Your instructions
Go through the entries below and write each one out exactly.
-- begin Records to use --
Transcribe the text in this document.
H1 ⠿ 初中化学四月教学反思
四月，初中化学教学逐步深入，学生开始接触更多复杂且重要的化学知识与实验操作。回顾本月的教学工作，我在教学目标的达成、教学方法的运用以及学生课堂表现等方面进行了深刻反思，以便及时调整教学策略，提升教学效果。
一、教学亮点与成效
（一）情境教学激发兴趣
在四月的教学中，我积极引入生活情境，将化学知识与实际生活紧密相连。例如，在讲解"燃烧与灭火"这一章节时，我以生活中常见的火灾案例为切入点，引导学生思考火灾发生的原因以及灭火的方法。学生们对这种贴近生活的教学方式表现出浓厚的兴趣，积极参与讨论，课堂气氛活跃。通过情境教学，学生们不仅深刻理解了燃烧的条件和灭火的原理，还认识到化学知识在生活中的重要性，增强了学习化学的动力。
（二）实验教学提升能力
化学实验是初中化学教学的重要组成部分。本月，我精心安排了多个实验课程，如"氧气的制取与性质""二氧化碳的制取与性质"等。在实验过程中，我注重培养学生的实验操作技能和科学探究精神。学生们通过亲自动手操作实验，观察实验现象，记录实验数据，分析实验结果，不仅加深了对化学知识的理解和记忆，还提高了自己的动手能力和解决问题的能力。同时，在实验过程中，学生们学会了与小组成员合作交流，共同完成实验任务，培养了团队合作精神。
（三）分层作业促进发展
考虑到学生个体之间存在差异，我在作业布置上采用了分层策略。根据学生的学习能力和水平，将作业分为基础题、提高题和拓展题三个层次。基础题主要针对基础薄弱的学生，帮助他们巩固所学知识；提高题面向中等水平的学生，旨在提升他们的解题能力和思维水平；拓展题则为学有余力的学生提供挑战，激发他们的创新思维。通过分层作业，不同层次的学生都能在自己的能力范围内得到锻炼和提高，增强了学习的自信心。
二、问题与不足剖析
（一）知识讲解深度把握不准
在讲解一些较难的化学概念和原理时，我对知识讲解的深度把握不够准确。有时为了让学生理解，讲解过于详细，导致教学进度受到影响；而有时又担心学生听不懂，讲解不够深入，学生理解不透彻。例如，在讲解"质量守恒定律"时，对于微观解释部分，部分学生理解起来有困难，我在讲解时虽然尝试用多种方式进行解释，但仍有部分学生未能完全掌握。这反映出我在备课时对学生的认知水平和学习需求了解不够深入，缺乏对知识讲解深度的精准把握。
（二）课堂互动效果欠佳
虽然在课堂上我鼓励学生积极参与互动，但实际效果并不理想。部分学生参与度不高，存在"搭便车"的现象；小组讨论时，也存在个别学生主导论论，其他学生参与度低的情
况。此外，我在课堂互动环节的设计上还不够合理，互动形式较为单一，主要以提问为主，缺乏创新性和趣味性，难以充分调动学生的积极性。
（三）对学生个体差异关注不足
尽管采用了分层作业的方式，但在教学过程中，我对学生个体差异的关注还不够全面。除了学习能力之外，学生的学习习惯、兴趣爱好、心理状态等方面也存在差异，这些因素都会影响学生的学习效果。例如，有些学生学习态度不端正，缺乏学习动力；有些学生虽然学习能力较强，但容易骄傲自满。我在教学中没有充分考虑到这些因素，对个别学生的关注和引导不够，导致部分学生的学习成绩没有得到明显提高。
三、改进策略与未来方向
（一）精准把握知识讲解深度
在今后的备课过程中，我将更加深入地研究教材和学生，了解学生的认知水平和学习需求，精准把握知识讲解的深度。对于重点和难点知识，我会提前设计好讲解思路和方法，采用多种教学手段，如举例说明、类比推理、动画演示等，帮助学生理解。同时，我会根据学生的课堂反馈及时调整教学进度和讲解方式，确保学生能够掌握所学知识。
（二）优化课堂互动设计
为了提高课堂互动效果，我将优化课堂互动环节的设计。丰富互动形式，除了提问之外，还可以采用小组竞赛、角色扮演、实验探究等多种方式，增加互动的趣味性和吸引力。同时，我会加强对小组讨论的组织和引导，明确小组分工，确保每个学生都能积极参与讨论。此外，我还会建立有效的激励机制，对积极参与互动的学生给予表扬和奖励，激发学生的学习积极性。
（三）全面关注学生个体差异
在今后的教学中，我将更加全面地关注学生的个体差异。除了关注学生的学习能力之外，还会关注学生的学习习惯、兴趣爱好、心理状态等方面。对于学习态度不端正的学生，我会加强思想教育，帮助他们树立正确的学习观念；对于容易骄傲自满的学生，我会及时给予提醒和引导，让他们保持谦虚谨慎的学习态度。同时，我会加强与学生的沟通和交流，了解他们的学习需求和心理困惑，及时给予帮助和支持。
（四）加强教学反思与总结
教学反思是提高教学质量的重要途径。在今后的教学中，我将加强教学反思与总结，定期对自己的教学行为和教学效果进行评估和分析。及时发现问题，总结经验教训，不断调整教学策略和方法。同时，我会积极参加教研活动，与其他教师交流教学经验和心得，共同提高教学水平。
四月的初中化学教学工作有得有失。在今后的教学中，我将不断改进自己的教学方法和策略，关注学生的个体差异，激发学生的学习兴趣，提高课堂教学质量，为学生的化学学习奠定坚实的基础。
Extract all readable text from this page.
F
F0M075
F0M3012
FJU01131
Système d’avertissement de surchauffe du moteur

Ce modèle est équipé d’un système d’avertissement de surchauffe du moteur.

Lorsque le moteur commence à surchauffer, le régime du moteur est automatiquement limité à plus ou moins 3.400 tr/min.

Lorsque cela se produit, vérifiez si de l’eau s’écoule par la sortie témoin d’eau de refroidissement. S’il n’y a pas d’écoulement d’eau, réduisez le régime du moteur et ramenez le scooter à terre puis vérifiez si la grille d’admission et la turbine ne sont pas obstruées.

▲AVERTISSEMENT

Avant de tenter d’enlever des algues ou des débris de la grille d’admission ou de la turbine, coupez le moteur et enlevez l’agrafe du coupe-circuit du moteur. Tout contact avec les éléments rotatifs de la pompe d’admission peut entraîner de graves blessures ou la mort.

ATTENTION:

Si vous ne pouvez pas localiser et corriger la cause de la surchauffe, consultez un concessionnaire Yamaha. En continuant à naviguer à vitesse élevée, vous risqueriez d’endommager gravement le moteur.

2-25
-- end Records to use --
Full output
Transcribe the text in this document.
H1 ⠿ 初中化学四月教学反思
四月，初中化学教学逐步深入，学生开始接触更多复杂且重要的化学知识与实验操作。回顾本月的教学工作，我在教学目标的达成、教学方法的运用以及学生课堂表现等方面进行了深刻反思，以便及时调整教学策略，提升教学效果。
一、教学亮点与成效
（一）情境教学激发兴趣
在四月的教学中，我积极引入生活情境，将化学知识与实际生活紧密相连。例如，在讲解"燃烧与灭火"这一章节时，我以生活中常见的火灾案例为切入点，引导学生思考火灾发生的原因以及灭火的方法。学生们对这种贴近生活的教学方式表现出浓厚的兴趣，积极参与讨论，课堂气氛活跃。通过情境教学，学生们不仅深刻理解了燃烧的条件和灭火的原理，还认识到化学知识在生活中的重要性，增强了学习化学的动力。
（二）实验教学提升能力
化学实验是初中化学教学的重要组成部分。本月，我精心安排了多个实验课程，如"氧气的制取与性质""二氧化碳的制取与性质"等。在实验过程中，我注重培养学生的实验操作技能和科学探究精神。学生们通过亲自动手操作实验，观察实验现象，记录实验数据，分析实验结果，不仅加深了对化学知识的理解和记忆，还提高了自己的动手能力和解决问题的能力。同时，在实验过程中，学生们学会了与小组成员合作交流，共同完成实验任务，培养了团队合作精神。
（三）分层作业促进发展
考虑到学生个体之间存在差异，我在作业布置上采用了分层策略。根据学生的学习能力和水平，将作业分为基础题、提高题和拓展题三个层次。基础题主要针对基础薄弱的学生，帮助他们巩固所学知识；提高题面向中等水平的学生，旨在提升他们的解题能力和思维水平；拓展题则为学有余力的学生提供挑战，激发他们的创新思维。通过分层作业，不同层次的学生都能在自己的能力范围内得到锻炼和提高，增强了学习的自信心。
二、问题与不足剖析
（一）知识讲解深度把握不准
在讲解一些较难的化学概念和原理时，我对知识讲解的深度把握不够准确。有时为了让学生理解，讲解过于详细，导致教学进度受到影响；而有时又担心学生听不懂，讲解不够深入，学生理解不透彻。例如，在讲解"质量守恒定律"时，对于微观解释部分，部分学生理解起来有困难，我在讲解时虽然尝试用多种方式进行解释，但仍有部分学生未能完全掌握。这反映出我在备课时对学生的认知水平和学习需求了解不够深入，缺乏对知识讲解深度的精准把握。
（二）课堂互动效果欠佳
虽然在课堂上我鼓励学生积极参与互动，但实际效果并不理想。部分学生参与度不高，存在"搭便车"的现象；小组讨论时，也存在个别学生主导论论，其他学生参与度低的情
况。此外，我在课堂互动环节的设计上还不够合理，互动形式较为单一，主要以提问为主，缺乏创新性和趣味性，难以充分调动学生的积极性。
（三）对学生个体差异关注不足
尽管采用了分层作业的方式，但在教学过程中，我对学生个体差异的关注还不够全面。除了学习能力之外，学生的学习习惯、兴趣爱好、心理状态等方面也存在差异，这些因素都会影响学生的学习效果。例如，有些学生学习态度不端正，缺乏学习动力；有些学生虽然学习能力较强，但容易骄傲自满。我在教学中没有充分考虑到这些因素，对个别学生的关注和引导不够，导致部分学生的学习成绩没有得到明显提高。
三、改进策略与未来方向
（一）精准把握知识讲解深度
在今后的备课过程中，我将更加深入地研究教材和学生，了解学生的认知水平和学习需求，精准把握知识讲解的深度。对于重点和难点知识，我会提前设计好讲解思路和方法，采用多种教学手段，如举例说明、类比推理、动画演示等，帮助学生理解。同时，我会根据学生的课堂反馈及时调整教学进度和讲解方式，确保学生能够掌握所学知识。
（二）优化课堂互动设计
为了提高课堂互动效果，我将优化课堂互动环节的设计。丰富互动形式，除了提问之外，还可以采用小组竞赛、角色扮演、实验探究等多种方式，增加互动的趣味性和吸引力。同时，我会加强对小组讨论的组织和引导，明确小组分工，确保每个学生都能积极参与讨论。此外，我还会建立有效的激励机制，对积极参与互动的学生给予表扬和奖励，激发学生的学习积极性。
（三）全面关注学生个体差异
在今后的教学中，我将更加全面地关注学生的个体差异。除了关注学生的学习能力之外，还会关注学生的学习习惯、兴趣爱好、心理状态等方面。对于学习态度不端正的学生，我会加强思想教育，帮助他们树立正确的学习观念；对于容易骄傲自满的学生，我会及时给予提醒和引导，让他们保持谦虚谨慎的学习态度。同时，我会加强与学生的沟通和交流，了解他们的学习需求和心理困惑，及时给予帮助和支持。
（四）加强教学反思与总结
教学反思是提高教学质量的重要途径。在今后的教学中，我将加强教学反思与总结，定期对自己的教学行为和教学效果进行评估和分析。及时发现问题，总结经验教训，不断调整教学策略和方法。同时，我会积极参加教研活动，与其他教师交流教学经验和心得，共同提高教学水平。
四月的初中化学教学工作有得有失。在今后的教学中，我将不断改进自己的教学方法和策略，关注学生的个体差异，激发学生的学习兴趣，提高课堂教学质量，为学生的化学学习奠定坚实的基础。
Extract all readable text from this page.
F
F0M075
F0M3012
FJU01131
Système d’avertissement de surchauffe du moteur

Ce modèle est équipé d’un système d’avertissement de surchauffe du moteur.

Lorsque le moteur commence à surchauffer, le régime du moteur est automatiquement limité à plus ou moins 3.400 tr/min.

Lorsque cela se produit, vérifiez si de l’eau s’écoule par la sortie témoin d’eau de refroidissement. S’il n’y a pas d’écoulement d’eau, réduisez le régime du moteur et ramenez le scooter à terre puis vérifiez si la grille d’admission et la turbine ne sont pas obstruées.

▲AVERTISSEMENT

Avant de tenter d’enlever des algues ou des débris de la grille d’admission ou de la turbine, coupez le moteur et enlevez l’agrafe du coupe-circuit du moteur. Tout contact avec les éléments rotatifs de la pompe d’admission peut entraîner de graves blessures ou la mort.

ATTENTION:

Si vous ne pouvez pas localiser et corriger la cause de la surchauffe, consultez un concessionnaire Yamaha. En continuant à naviguer à vitesse élevée, vous risqueriez d’endommager gravement le moteur.

2-25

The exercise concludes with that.